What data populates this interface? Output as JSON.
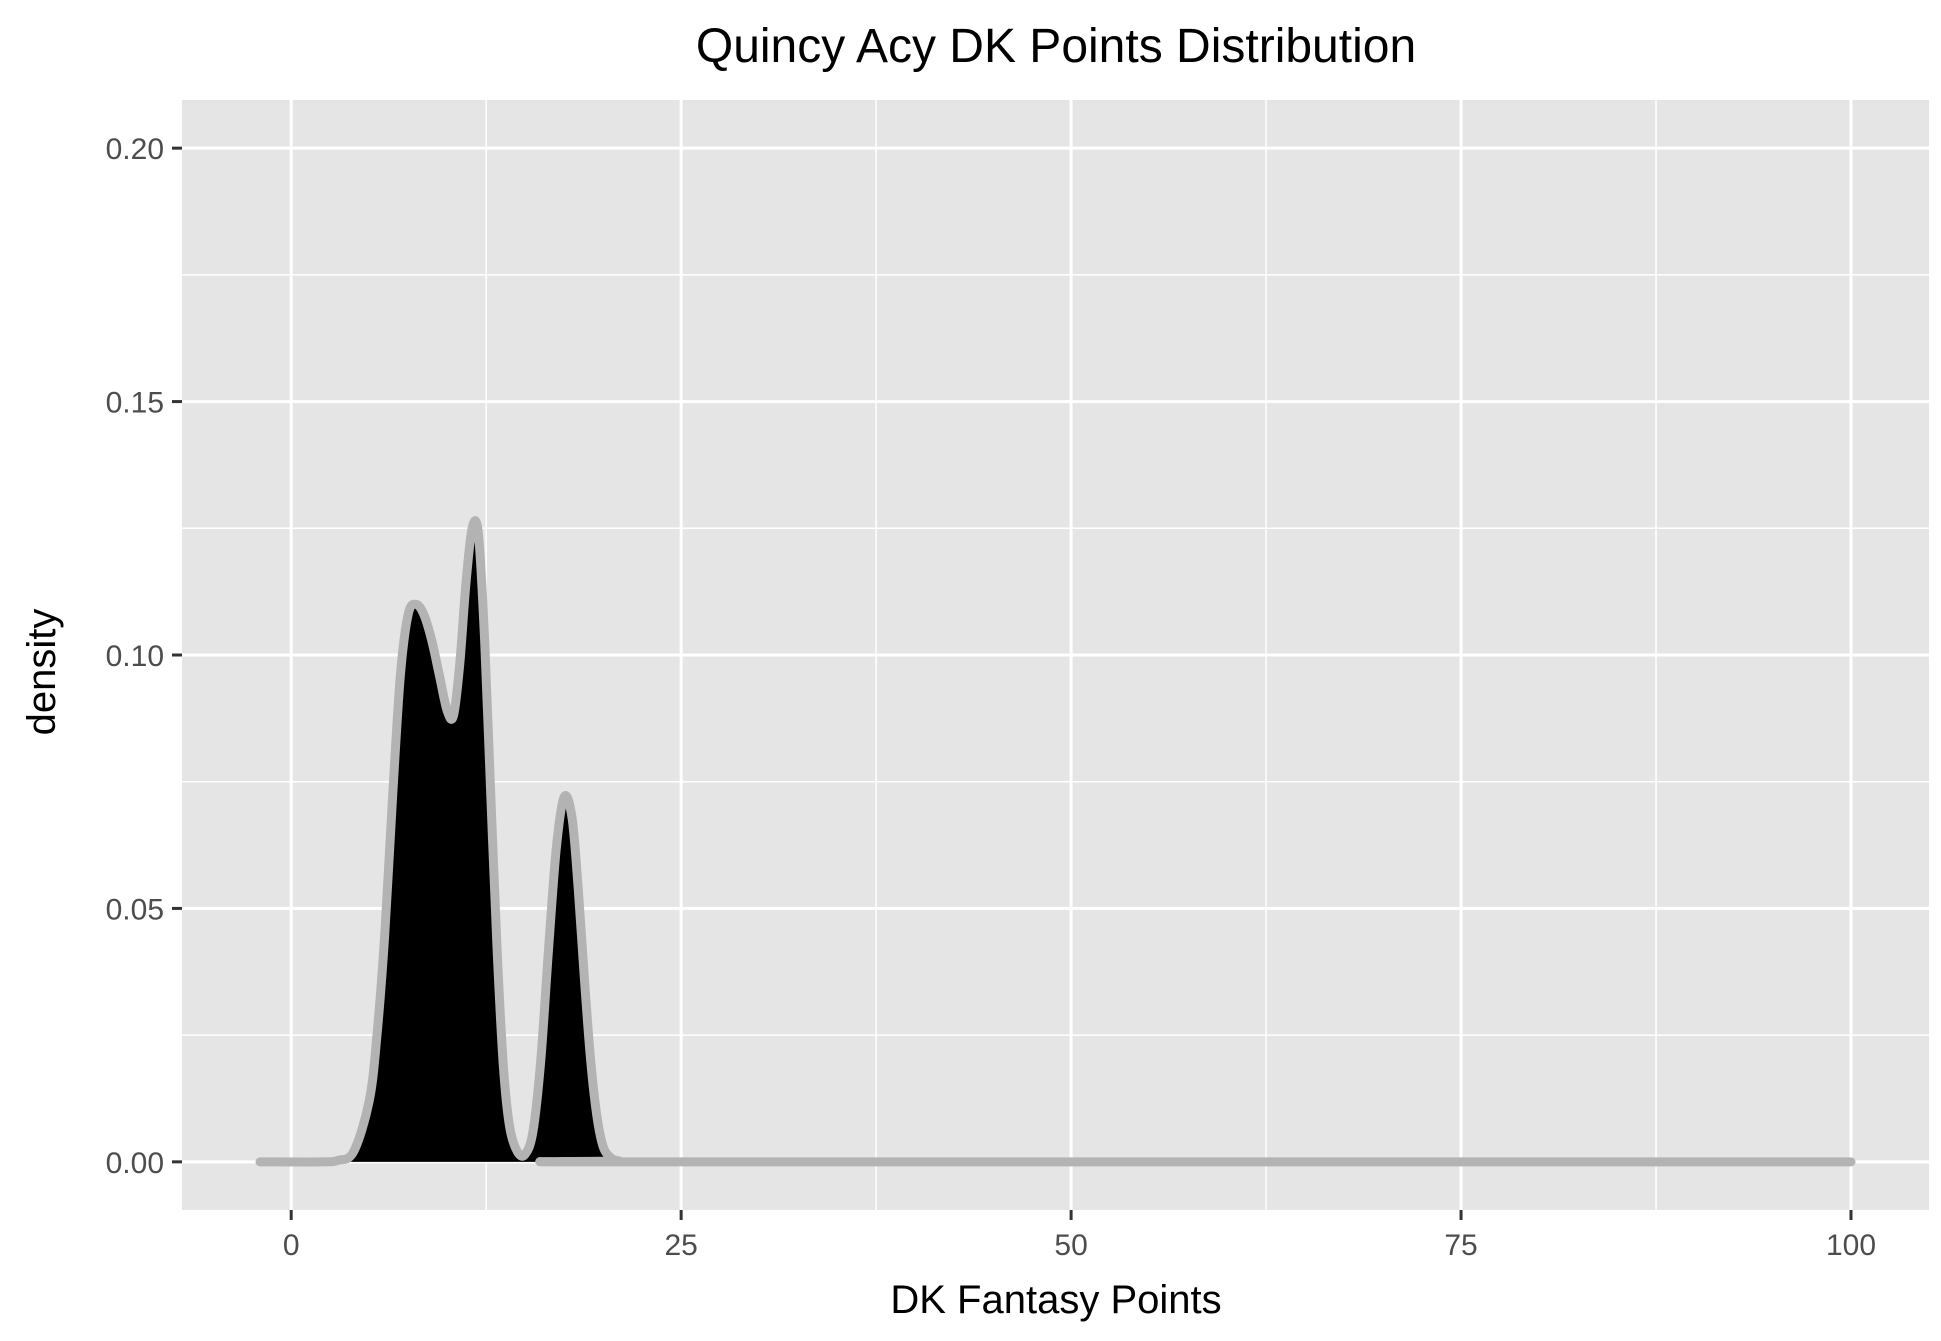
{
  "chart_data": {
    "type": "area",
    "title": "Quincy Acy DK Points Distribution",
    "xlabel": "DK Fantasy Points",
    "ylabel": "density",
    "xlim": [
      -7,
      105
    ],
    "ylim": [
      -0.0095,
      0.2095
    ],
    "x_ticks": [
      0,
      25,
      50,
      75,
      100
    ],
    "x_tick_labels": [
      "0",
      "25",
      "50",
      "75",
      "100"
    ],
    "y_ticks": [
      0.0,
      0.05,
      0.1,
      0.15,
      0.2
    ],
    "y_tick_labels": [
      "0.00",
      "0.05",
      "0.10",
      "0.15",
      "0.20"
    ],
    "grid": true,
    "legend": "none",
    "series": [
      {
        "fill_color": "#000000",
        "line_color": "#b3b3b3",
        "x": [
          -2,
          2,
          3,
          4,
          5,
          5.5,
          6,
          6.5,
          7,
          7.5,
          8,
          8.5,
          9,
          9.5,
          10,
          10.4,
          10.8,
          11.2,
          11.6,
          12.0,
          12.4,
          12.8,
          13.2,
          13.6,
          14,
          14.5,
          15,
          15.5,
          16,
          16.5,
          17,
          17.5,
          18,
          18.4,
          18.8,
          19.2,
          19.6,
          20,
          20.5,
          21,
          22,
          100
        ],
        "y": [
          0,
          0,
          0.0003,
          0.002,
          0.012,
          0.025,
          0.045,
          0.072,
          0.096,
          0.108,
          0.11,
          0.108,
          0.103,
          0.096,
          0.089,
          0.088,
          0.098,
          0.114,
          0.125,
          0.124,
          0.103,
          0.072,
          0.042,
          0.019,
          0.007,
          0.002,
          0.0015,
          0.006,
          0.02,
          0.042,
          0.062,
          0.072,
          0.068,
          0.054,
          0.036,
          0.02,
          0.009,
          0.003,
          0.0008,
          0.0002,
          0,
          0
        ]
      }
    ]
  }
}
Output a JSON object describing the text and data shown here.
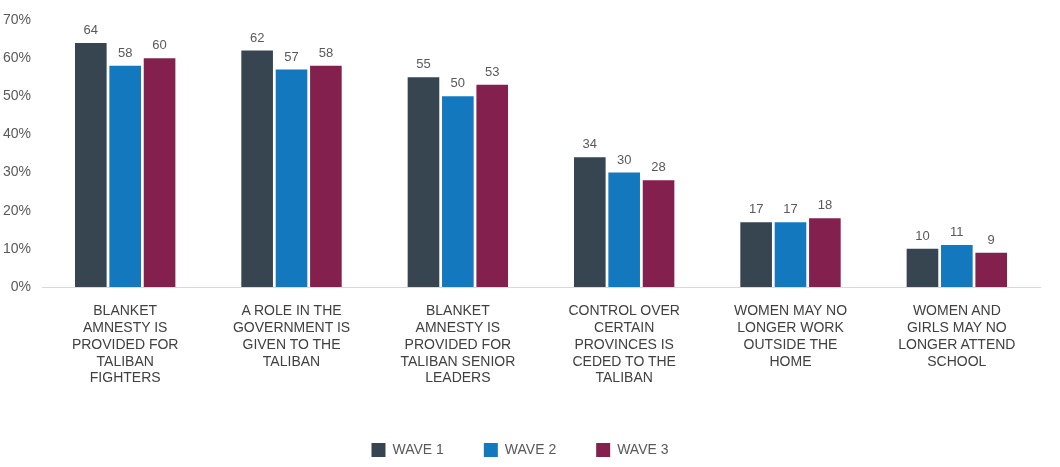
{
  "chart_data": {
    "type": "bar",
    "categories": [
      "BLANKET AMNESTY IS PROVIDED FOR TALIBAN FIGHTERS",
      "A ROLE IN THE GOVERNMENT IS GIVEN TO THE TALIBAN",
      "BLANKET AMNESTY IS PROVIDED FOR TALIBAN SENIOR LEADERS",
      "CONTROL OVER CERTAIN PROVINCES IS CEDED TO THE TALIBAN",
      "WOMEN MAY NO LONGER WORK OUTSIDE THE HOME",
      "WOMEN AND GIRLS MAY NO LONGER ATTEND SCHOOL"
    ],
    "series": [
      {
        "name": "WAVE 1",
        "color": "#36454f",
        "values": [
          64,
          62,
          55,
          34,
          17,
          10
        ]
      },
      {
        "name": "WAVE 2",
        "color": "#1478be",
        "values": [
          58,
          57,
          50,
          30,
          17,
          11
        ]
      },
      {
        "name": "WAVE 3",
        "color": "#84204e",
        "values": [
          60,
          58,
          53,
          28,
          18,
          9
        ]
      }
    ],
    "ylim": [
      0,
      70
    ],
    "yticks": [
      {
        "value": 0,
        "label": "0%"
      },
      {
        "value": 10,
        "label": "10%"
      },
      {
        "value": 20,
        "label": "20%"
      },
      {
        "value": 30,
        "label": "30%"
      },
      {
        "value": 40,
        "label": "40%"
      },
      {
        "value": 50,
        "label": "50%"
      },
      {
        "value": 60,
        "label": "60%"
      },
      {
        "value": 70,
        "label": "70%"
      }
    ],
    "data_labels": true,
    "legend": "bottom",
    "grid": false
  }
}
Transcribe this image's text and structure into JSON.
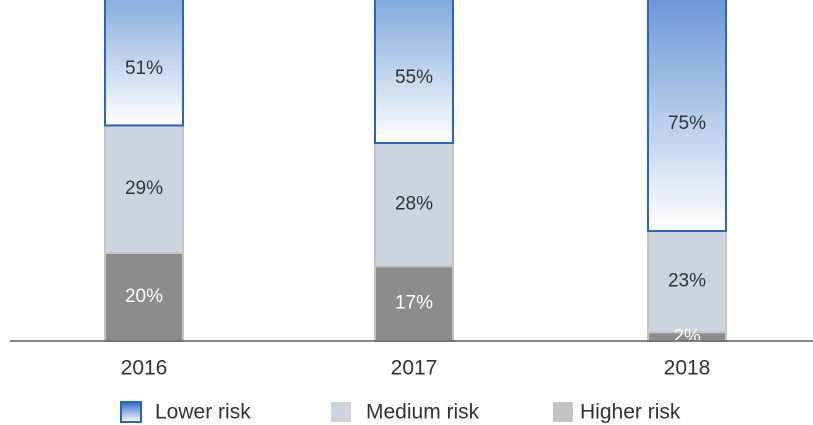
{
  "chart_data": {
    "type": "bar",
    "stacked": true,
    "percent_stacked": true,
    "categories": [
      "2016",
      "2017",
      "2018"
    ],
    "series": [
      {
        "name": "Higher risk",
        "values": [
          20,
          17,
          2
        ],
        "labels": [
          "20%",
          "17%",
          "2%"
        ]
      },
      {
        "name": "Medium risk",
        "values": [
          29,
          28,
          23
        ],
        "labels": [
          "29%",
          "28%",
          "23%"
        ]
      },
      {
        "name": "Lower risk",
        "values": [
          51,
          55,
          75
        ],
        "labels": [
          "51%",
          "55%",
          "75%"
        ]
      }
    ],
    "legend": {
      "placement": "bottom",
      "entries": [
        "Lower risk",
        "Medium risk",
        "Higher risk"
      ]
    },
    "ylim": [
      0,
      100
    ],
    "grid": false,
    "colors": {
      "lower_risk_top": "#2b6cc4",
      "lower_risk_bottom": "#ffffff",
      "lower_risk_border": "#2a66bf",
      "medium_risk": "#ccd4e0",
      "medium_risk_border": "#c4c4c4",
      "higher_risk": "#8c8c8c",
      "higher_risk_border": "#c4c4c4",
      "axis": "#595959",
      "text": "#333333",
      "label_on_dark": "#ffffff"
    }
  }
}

####

DESCRIPTION OF THE TASK:
Find each line holding "ffffff". Copy it out.

ANSWER IN FULL:
      "lower_risk_bottom": "#ffffff",
      "label_on_dark": "#ffffff"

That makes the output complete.